● WHAT THE TASK ASKS
Would you pull out every line of the material that contains the string "prefix"?

● RECORDS SHOWN

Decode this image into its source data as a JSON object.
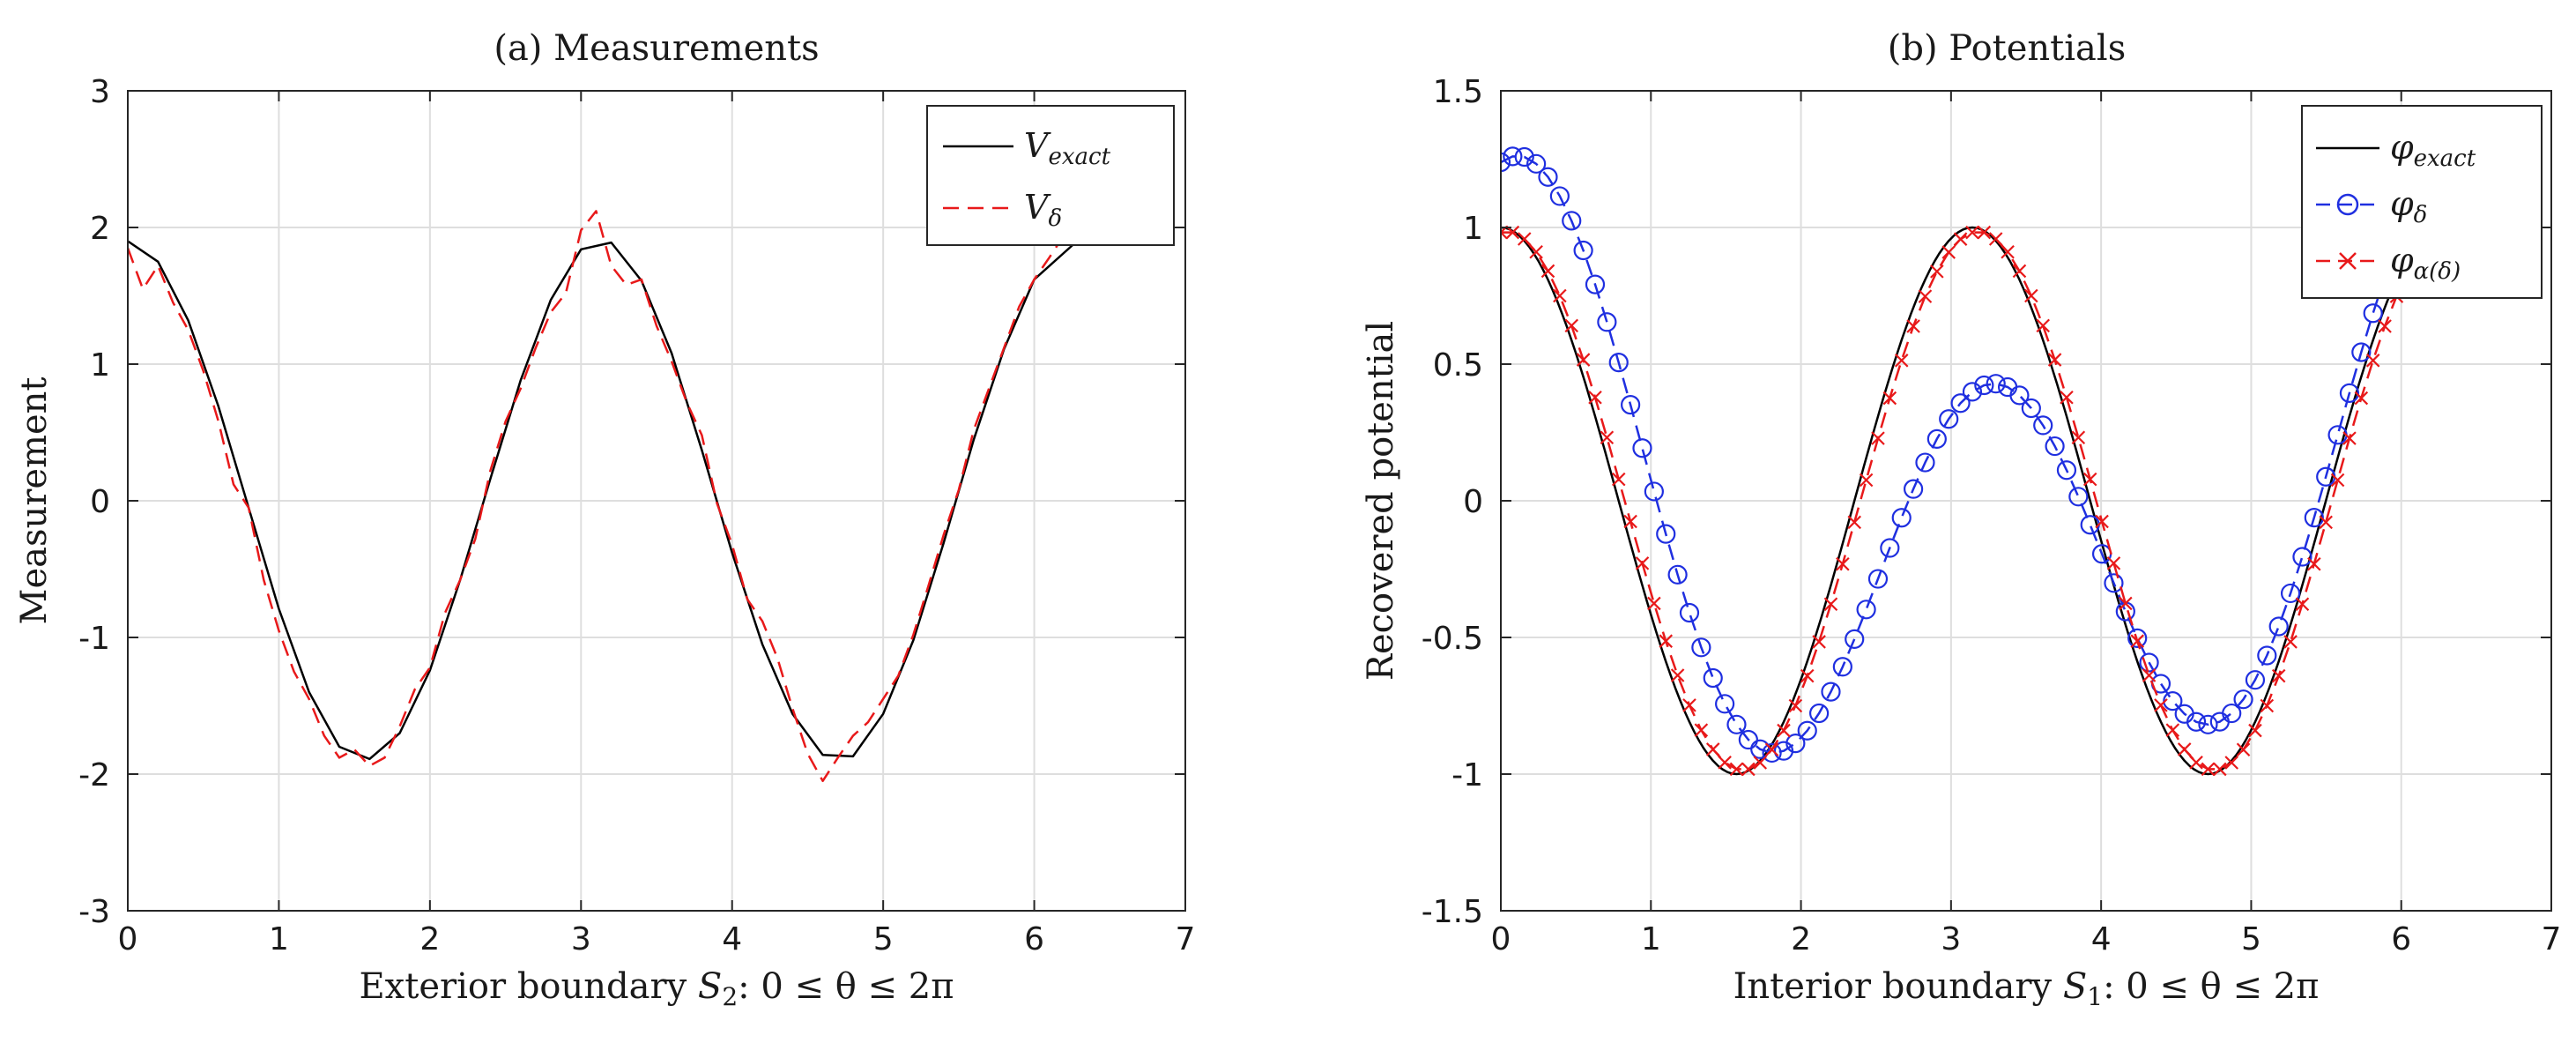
{
  "chart_data": [
    {
      "type": "line",
      "title": "(a) Measurements",
      "xlabel": {
        "prefix": "Exterior boundary ",
        "sym": "S",
        "sub": "2",
        "suffix": ": 0 ≤ θ ≤ 2π"
      },
      "ylabel": "Measurement",
      "xlim": [
        0,
        7
      ],
      "ylim": [
        -3,
        3
      ],
      "xticks": [
        0,
        1,
        2,
        3,
        4,
        5,
        6,
        7
      ],
      "yticks": [
        -3,
        -2,
        -1,
        0,
        1,
        2,
        3
      ],
      "grid": true,
      "legend_position": "top-right",
      "series": [
        {
          "name": "V",
          "name_sub": "exact",
          "color": "#000000",
          "style": "solid",
          "marker": "none",
          "x": [
            0,
            0.2,
            0.4,
            0.6,
            0.8,
            1.0,
            1.2,
            1.4,
            1.6,
            1.8,
            2.0,
            2.2,
            2.4,
            2.6,
            2.8,
            3.0,
            3.2,
            3.4,
            3.6,
            3.8,
            4.0,
            4.2,
            4.4,
            4.6,
            4.8,
            5.0,
            5.2,
            5.4,
            5.6,
            5.8,
            6.0,
            6.283
          ],
          "y": [
            1.9,
            1.75,
            1.32,
            0.69,
            -0.05,
            -0.79,
            -1.4,
            -1.8,
            -1.89,
            -1.7,
            -1.24,
            -0.58,
            0.16,
            0.88,
            1.47,
            1.84,
            1.89,
            1.61,
            1.08,
            0.37,
            -0.38,
            -1.05,
            -1.56,
            -1.86,
            -1.87,
            -1.56,
            -1.02,
            -0.31,
            0.45,
            1.11,
            1.62,
            1.9
          ]
        },
        {
          "name": "V",
          "name_sub": "δ",
          "color": "#e8191a",
          "style": "dashed",
          "marker": "none",
          "x": [
            0,
            0.1,
            0.2,
            0.3,
            0.4,
            0.5,
            0.6,
            0.7,
            0.8,
            0.9,
            1.0,
            1.1,
            1.2,
            1.3,
            1.4,
            1.5,
            1.6,
            1.7,
            1.8,
            1.9,
            2.0,
            2.1,
            2.2,
            2.3,
            2.4,
            2.5,
            2.6,
            2.7,
            2.8,
            2.9,
            3.0,
            3.1,
            3.2,
            3.3,
            3.4,
            3.5,
            3.6,
            3.7,
            3.8,
            3.9,
            4.0,
            4.1,
            4.2,
            4.3,
            4.4,
            4.5,
            4.6,
            4.7,
            4.8,
            4.9,
            5.0,
            5.1,
            5.2,
            5.3,
            5.4,
            5.5,
            5.6,
            5.7,
            5.8,
            5.9,
            6.0,
            6.1,
            6.2,
            6.283
          ],
          "y": [
            1.85,
            1.55,
            1.72,
            1.45,
            1.25,
            0.95,
            0.58,
            0.12,
            -0.05,
            -0.58,
            -0.95,
            -1.25,
            -1.45,
            -1.72,
            -1.88,
            -1.82,
            -1.94,
            -1.88,
            -1.65,
            -1.38,
            -1.22,
            -0.82,
            -0.58,
            -0.28,
            0.22,
            0.58,
            0.82,
            1.12,
            1.38,
            1.52,
            1.98,
            2.12,
            1.72,
            1.58,
            1.62,
            1.28,
            1.02,
            0.72,
            0.48,
            -0.02,
            -0.32,
            -0.72,
            -0.88,
            -1.15,
            -1.52,
            -1.85,
            -2.05,
            -1.88,
            -1.72,
            -1.62,
            -1.45,
            -1.28,
            -0.98,
            -0.62,
            -0.25,
            0.08,
            0.52,
            0.82,
            1.12,
            1.42,
            1.62,
            1.78,
            1.95,
            1.9
          ]
        }
      ]
    },
    {
      "type": "line",
      "title": "(b) Potentials",
      "xlabel": {
        "prefix": "Interior boundary ",
        "sym": "S",
        "sub": "1",
        "suffix": ": 0 ≤ θ ≤ 2π"
      },
      "ylabel": "Recovered potential",
      "xlim": [
        0,
        7
      ],
      "ylim": [
        -1.5,
        1.5
      ],
      "xticks": [
        0,
        1,
        2,
        3,
        4,
        5,
        6,
        7
      ],
      "yticks": [
        -1.5,
        -1,
        -0.5,
        0,
        0.5,
        1,
        1.5
      ],
      "grid": true,
      "legend_position": "top-right",
      "series": [
        {
          "name": "φ",
          "name_sub": "exact",
          "color": "#000000",
          "style": "solid",
          "marker": "none",
          "func": "cos2"
        },
        {
          "name": "φ",
          "name_sub": "δ",
          "color": "#1f2fe0",
          "style": "dashed",
          "marker": "circle",
          "func": "phi_delta"
        },
        {
          "name": "φ",
          "name_sub": "α(δ)",
          "color": "#e8191a",
          "style": "dashed",
          "marker": "x",
          "func": "phi_alpha"
        }
      ]
    }
  ]
}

● TASK RESULT
        "prefix": "Exterior boundary ",
        "prefix": "Interior boundary ",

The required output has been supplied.